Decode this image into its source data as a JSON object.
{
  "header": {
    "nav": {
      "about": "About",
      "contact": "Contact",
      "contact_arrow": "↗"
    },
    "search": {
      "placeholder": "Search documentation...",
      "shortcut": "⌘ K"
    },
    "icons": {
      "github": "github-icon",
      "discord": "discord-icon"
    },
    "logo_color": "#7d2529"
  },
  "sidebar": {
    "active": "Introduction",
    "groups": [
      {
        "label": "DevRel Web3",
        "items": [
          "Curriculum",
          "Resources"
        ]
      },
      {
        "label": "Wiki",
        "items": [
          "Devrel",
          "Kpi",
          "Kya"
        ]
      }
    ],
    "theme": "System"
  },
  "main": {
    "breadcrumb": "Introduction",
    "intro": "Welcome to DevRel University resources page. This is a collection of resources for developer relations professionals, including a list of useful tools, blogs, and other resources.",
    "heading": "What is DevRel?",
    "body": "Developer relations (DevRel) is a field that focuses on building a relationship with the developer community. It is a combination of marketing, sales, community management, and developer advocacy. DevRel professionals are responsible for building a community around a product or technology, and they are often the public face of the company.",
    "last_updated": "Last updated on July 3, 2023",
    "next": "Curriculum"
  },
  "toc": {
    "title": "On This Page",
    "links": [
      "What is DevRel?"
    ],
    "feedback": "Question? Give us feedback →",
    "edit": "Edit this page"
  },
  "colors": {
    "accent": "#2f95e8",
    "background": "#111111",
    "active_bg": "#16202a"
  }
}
# # # # # # #
*Exercise requirements:* State the count of lines with the word "Introduction" in them, and write nothing else.

*Task answer:* 2